TESTO FORNITO
Non è una novità che ci siano seri problemi con gli spazi digitali con cui molti di noi si confrontano quotidianamente mentre lavoriamo, giochiamo, interagiamo e generalmente cerchiamo di rimanere in vita. Ma potrebbe essere meno evidente che stiamo vivendo un momento importante nel capitalismo digitalizzato, una fase in cui il futuro di molte di queste piattaforme viene contestato e riscritto.

Il dibattito sulle aziende tecnologiche internazionali principali sembra cambiato enormemente negli ultimi cinque o sei anni. La crescita di servizi basati su app e attivi su scala locale per la consegna di generi alimentari, i trasporti, il lavoro di assistenza e altre forme di impiego è stata accompagnata da livelli crescenti di militanza dei lavoratori e delle lavoratrici in molte città. Ciò ha portato a nuove coalizioni transnazionali nel tentativo di migliorare i salari, i benefit e le condizioni di lavoro generali dei lavoratori delle piattaforme.

Le decisioni prese da piattaforme di social media controllate da aziende come Twitter, TikTok e Instagram – o, più precisamente, dalle burocrazie tentacolari e invisibili che queste hanno sviluppato nel tentativo di placare gli inserzionisti e combattere le azioni illegali online – vengono accolte con proteste sempre maggiori dagli utenti. Sono anche percepiti come insoddisfacenti e problematici sia a sinistra che a destra (sebbene per ragioni diverse). La questione sembra essere diventata così pesante che persino Elon Musk ha ritenuto opportuno scendere dal suo empio trespolo nel tentativo di salvare la situazione.

In risposta a questo problema, stanno emergendo due strade. In primo luogo, stanno rispondendo i governi: negli ultimi cinque anni c’è stato un boom globale di nuove forme di regolamentazione che cercano di affrontare varie questioni politiche relative all’economia delle piattaforme. Questa tendenza è più evidente nell’Unione europea, che si sta attrezzando per intervenire più attivamente nel modo in cui i principali attori, le cosiddette piattaforme online, portano avanti le loro attività. Si tratta di una versione leggermente migliorata del business as usual, una forma di capitalismo degli stakeholder con una maggiore concorrenza sul mercato, una migliore supervisione e un’infarinatura di diritti individuali degli utenti.

COMPITI DA SVOLGERE
- A) Secondo il testo sulle piattaforme digitali, in quale area è più evidente la tendenza verso nuove forme di regolamentazione?
- B) Trascrivi il passo del testo sulle piattaforme digitali che comincia con "Non è una novità" e prosegue fino a "contestato e riscritto.".
Rispondi basandoti soltanto sul testo sulle piattaforme digitali.

RIGHE GREZZE
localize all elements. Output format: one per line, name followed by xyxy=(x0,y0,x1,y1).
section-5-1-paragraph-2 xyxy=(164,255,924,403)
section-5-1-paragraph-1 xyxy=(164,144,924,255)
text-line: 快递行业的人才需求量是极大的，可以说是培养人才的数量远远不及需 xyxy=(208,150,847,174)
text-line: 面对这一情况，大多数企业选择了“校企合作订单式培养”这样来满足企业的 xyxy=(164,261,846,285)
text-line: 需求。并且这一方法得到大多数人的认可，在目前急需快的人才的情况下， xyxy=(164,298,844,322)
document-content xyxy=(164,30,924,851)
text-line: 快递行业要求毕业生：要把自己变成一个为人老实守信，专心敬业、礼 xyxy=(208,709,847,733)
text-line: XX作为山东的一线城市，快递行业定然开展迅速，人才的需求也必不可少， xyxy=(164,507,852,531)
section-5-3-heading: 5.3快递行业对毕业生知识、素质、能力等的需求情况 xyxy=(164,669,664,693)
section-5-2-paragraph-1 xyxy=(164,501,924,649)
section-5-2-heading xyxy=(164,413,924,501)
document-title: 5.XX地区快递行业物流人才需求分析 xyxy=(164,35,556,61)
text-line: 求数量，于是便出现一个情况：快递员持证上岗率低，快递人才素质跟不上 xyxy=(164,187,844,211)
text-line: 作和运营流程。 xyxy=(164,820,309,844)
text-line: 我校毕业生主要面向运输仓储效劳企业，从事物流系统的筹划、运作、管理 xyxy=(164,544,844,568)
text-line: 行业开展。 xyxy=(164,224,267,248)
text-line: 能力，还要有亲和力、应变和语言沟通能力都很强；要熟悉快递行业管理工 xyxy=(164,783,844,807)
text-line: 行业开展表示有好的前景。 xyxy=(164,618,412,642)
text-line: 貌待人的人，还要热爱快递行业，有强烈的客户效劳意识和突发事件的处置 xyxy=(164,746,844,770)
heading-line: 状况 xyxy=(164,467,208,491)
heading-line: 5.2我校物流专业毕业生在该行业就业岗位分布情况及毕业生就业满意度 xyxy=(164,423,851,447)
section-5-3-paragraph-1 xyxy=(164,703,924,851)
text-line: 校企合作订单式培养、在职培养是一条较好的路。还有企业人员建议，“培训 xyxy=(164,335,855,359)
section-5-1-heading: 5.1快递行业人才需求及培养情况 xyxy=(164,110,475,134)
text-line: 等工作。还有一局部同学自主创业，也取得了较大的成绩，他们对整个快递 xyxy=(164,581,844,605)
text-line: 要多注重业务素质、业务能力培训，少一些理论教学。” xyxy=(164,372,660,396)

SOLUZIONI DEI COMPITI
- A) Nell'Unione europea.

- B)
Non è una novità che ci siano seri problemi con gli spazi digitali con cui molti di noi si confrontano quotidianamente mentre lavoriamo, giochiamo, interagiamo e generalmente cerchiamo di rimanere in vita. Ma potrebbe essere meno evidente che stiamo vivendo un momento importante nel capitalismo digitalizzato, una fase in cui il futuro di molte di queste piattaforme viene contestato e riscritto.